## TASK REQUIREMENTS
Each line containing the word "bottom" must be collected.

Records about charts and figures
--------

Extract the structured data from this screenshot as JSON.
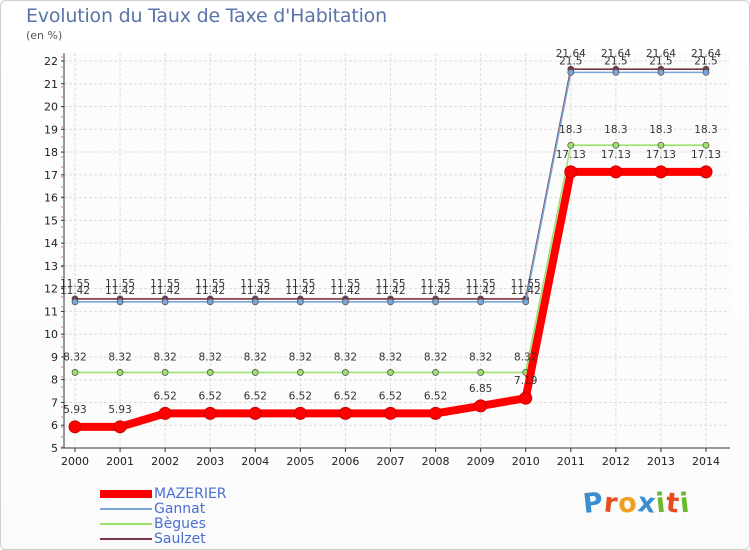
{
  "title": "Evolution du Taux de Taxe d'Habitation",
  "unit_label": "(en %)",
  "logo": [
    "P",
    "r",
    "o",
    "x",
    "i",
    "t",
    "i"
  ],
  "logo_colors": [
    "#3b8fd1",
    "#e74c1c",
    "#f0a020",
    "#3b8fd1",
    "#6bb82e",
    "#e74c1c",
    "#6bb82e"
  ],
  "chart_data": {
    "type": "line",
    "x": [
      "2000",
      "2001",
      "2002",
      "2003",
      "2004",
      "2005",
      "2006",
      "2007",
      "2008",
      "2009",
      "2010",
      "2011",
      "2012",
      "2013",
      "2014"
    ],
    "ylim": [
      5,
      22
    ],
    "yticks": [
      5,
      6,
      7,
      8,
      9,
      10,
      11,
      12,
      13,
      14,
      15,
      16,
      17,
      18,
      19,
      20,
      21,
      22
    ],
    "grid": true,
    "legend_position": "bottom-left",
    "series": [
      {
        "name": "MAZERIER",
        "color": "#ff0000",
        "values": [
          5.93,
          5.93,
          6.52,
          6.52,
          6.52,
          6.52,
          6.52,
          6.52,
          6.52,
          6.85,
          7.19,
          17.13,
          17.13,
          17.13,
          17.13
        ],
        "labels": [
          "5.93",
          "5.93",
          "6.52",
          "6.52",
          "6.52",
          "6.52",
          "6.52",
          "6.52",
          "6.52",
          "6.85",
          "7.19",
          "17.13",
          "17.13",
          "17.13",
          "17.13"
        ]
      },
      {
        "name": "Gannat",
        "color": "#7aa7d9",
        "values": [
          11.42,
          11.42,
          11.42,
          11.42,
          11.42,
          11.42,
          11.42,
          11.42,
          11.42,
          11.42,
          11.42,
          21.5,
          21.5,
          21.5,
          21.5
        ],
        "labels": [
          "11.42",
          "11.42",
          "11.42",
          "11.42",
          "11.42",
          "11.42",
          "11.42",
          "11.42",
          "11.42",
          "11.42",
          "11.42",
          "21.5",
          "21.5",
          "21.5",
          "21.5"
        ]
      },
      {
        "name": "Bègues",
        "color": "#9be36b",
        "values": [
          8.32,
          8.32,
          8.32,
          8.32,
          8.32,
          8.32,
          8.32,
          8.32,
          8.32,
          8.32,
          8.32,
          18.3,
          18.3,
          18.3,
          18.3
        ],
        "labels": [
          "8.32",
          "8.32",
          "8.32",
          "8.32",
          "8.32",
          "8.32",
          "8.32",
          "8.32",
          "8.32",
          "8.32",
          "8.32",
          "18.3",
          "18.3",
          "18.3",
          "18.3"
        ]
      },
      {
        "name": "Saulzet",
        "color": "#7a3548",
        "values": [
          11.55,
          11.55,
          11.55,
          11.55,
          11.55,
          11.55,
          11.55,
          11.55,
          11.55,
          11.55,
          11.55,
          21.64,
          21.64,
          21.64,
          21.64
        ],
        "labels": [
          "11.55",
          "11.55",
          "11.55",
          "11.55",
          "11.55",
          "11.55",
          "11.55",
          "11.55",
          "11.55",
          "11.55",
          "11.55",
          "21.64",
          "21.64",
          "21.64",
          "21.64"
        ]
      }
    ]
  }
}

--------

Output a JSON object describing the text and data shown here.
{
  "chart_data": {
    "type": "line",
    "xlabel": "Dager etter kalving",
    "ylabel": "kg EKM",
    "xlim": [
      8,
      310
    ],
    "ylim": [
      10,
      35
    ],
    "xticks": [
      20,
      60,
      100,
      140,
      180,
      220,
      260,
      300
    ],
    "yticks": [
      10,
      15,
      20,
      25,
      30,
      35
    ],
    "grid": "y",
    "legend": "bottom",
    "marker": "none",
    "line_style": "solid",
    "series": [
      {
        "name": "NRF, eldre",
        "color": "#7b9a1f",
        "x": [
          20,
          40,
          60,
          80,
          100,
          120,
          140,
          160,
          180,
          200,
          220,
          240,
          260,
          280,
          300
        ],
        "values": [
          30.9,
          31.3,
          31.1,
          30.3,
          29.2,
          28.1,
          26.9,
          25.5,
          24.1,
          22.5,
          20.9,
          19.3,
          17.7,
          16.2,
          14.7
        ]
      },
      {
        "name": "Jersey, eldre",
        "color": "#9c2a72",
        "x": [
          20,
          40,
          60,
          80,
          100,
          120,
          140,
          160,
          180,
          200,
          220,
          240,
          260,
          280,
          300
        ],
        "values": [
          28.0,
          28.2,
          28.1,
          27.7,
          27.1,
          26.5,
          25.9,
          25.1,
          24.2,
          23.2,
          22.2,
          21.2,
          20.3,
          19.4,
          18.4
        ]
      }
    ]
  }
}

--------

## TASK ANSWER
    "legend_position": "bottom-left",
    "legend": "bottom",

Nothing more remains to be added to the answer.